**What the task requires**
Make an exact copy of the listing below.

-- Begin Entries provided --

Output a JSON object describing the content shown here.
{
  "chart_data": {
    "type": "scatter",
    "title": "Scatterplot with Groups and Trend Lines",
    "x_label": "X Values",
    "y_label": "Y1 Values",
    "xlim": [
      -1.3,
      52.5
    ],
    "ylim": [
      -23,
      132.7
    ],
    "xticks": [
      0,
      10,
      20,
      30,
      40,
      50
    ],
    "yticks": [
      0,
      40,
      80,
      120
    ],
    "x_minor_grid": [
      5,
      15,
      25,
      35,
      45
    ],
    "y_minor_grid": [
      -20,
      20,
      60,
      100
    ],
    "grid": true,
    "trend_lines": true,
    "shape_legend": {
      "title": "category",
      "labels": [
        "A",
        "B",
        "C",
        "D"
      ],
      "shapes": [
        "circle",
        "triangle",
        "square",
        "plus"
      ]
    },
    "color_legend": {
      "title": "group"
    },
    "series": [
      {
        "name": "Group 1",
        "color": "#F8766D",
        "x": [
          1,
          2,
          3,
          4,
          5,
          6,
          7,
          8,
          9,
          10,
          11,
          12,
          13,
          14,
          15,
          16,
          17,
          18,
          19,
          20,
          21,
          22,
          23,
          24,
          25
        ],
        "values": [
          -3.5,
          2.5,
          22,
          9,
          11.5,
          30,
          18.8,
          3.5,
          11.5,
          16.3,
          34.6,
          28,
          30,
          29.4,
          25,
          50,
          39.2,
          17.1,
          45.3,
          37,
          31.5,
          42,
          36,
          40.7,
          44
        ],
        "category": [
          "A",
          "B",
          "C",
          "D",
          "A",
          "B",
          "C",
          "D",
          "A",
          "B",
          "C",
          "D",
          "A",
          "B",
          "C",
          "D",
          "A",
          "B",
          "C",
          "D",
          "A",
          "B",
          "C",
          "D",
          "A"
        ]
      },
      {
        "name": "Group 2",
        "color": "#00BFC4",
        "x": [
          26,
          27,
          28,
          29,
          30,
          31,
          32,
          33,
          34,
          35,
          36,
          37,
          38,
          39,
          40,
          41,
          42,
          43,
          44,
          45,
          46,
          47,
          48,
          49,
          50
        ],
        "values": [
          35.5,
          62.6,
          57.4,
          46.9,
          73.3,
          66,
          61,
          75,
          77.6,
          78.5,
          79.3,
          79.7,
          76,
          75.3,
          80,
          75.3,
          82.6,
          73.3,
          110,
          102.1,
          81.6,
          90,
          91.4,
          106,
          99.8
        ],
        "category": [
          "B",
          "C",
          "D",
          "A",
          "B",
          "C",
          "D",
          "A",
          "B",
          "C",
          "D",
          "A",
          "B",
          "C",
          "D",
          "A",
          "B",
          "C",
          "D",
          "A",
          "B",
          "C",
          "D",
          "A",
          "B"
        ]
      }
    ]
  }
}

-- End Entries provided --

**Answer to this problem**
Output a JSON object describing the content shown here.
{
  "chart_data": {
    "type": "scatter",
    "title": "Scatterplot with Groups and Trend Lines",
    "x_label": "X Values",
    "y_label": "Y1 Values",
    "xlim": [
      -1.3,
      52.5
    ],
    "ylim": [
      -23,
      132.7
    ],
    "xticks": [
      0,
      10,
      20,
      30,
      40,
      50
    ],
    "yticks": [
      0,
      40,
      80,
      120
    ],
    "x_minor_grid": [
      5,
      15,
      25,
      35,
      45
    ],
    "y_minor_grid": [
      -20,
      20,
      60,
      100
    ],
    "grid": true,
    "trend_lines": true,
    "shape_legend": {
      "title": "category",
      "labels": [
        "A",
        "B",
        "C",
        "D"
      ],
      "shapes": [
        "circle",
        "triangle",
        "square",
        "plus"
      ]
    },
    "color_legend": {
      "title": "group"
    },
    "series": [
      {
        "name": "Group 1",
        "color": "#F8766D",
        "x": [
          1,
          2,
          3,
          4,
          5,
          6,
          7,
          8,
          9,
          10,
          11,
          12,
          13,
          14,
          15,
          16,
          17,
          18,
          19,
          20,
          21,
          22,
          23,
          24,
          25
        ],
        "values": [
          -3.5,
          2.5,
          22,
          9,
          11.5,
          30,
          18.8,
          3.5,
          11.5,
          16.3,
          34.6,
          28,
          30,
          29.4,
          25,
          50,
          39.2,
          17.1,
          45.3,
          37,
          31.5,
          42,
          36,
          40.7,
          44
        ],
        "category": [
          "A",
          "B",
          "C",
          "D",
          "A",
          "B",
          "C",
          "D",
          "A",
          "B",
          "C",
          "D",
          "A",
          "B",
          "C",
          "D",
          "A",
          "B",
          "C",
          "D",
          "A",
          "B",
          "C",
          "D",
          "A"
        ]
      },
      {
        "name": "Group 2",
        "color": "#00BFC4",
        "x": [
          26,
          27,
          28,
          29,
          30,
          31,
          32,
          33,
          34,
          35,
          36,
          37,
          38,
          39,
          40,
          41,
          42,
          43,
          44,
          45,
          46,
          47,
          48,
          49,
          50
        ],
        "values": [
          35.5,
          62.6,
          57.4,
          46.9,
          73.3,
          66,
          61,
          75,
          77.6,
          78.5,
          79.3,
          79.7,
          76,
          75.3,
          80,
          75.3,
          82.6,
          73.3,
          110,
          102.1,
          81.6,
          90,
          91.4,
          106,
          99.8
        ],
        "category": [
          "B",
          "C",
          "D",
          "A",
          "B",
          "C",
          "D",
          "A",
          "B",
          "C",
          "D",
          "A",
          "B",
          "C",
          "D",
          "A",
          "B",
          "C",
          "D",
          "A",
          "B",
          "C",
          "D",
          "A",
          "B"
        ]
      }
    ]
  }
}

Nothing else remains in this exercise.